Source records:
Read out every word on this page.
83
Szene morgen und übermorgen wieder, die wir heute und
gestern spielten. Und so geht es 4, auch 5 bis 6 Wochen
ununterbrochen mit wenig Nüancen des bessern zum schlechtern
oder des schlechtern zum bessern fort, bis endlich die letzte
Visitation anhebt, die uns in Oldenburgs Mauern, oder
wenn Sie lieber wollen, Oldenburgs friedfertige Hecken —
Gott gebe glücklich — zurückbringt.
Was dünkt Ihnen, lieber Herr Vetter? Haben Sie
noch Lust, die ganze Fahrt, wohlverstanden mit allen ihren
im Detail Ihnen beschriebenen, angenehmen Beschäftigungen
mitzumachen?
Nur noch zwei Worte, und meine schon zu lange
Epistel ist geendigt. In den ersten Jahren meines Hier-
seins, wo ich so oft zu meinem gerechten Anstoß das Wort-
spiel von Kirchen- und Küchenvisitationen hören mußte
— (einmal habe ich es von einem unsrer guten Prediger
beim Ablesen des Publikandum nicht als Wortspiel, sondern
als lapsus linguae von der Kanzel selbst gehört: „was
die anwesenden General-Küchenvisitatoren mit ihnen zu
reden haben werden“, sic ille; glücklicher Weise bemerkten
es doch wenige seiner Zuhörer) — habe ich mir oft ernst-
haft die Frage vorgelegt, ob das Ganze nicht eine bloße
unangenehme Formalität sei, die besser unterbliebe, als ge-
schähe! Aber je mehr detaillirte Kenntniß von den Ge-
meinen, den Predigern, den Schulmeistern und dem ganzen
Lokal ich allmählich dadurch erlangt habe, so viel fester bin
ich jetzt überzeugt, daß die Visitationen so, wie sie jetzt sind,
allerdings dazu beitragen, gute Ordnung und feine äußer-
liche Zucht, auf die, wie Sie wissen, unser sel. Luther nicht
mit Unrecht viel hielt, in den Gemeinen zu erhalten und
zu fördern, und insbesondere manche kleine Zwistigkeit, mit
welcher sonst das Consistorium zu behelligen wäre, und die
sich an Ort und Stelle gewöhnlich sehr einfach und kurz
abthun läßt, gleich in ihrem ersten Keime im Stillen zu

Requirements:
Copy each line of the data above without altering a single character.

The output:
Read out every word on this page.
83
Szene morgen und übermorgen wieder, die wir heute und
gestern spielten. Und so geht es 4, auch 5 bis 6 Wochen
ununterbrochen mit wenig Nüancen des bessern zum schlechtern
oder des schlechtern zum bessern fort, bis endlich die letzte
Visitation anhebt, die uns in Oldenburgs Mauern, oder
wenn Sie lieber wollen, Oldenburgs friedfertige Hecken —
Gott gebe glücklich — zurückbringt.
Was dünkt Ihnen, lieber Herr Vetter? Haben Sie
noch Lust, die ganze Fahrt, wohlverstanden mit allen ihren
im Detail Ihnen beschriebenen, angenehmen Beschäftigungen
mitzumachen?
Nur noch zwei Worte, und meine schon zu lange
Epistel ist geendigt. In den ersten Jahren meines Hier-
seins, wo ich so oft zu meinem gerechten Anstoß das Wort-
spiel von Kirchen- und Küchenvisitationen hören mußte
— (einmal habe ich es von einem unsrer guten Prediger
beim Ablesen des Publikandum nicht als Wortspiel, sondern
als lapsus linguae von der Kanzel selbst gehört: „was
die anwesenden General-Küchenvisitatoren mit ihnen zu
reden haben werden“, sic ille; glücklicher Weise bemerkten
es doch wenige seiner Zuhörer) — habe ich mir oft ernst-
haft die Frage vorgelegt, ob das Ganze nicht eine bloße
unangenehme Formalität sei, die besser unterbliebe, als ge-
schähe! Aber je mehr detaillirte Kenntniß von den Ge-
meinen, den Predigern, den Schulmeistern und dem ganzen
Lokal ich allmählich dadurch erlangt habe, so viel fester bin
ich jetzt überzeugt, daß die Visitationen so, wie sie jetzt sind,
allerdings dazu beitragen, gute Ordnung und feine äußer-
liche Zucht, auf die, wie Sie wissen, unser sel. Luther nicht
mit Unrecht viel hielt, in den Gemeinen zu erhalten und
zu fördern, und insbesondere manche kleine Zwistigkeit, mit
welcher sonst das Consistorium zu behelligen wäre, und die
sich an Ort und Stelle gewöhnlich sehr einfach und kurz
abthun läßt, gleich in ihrem ersten Keime im Stillen zu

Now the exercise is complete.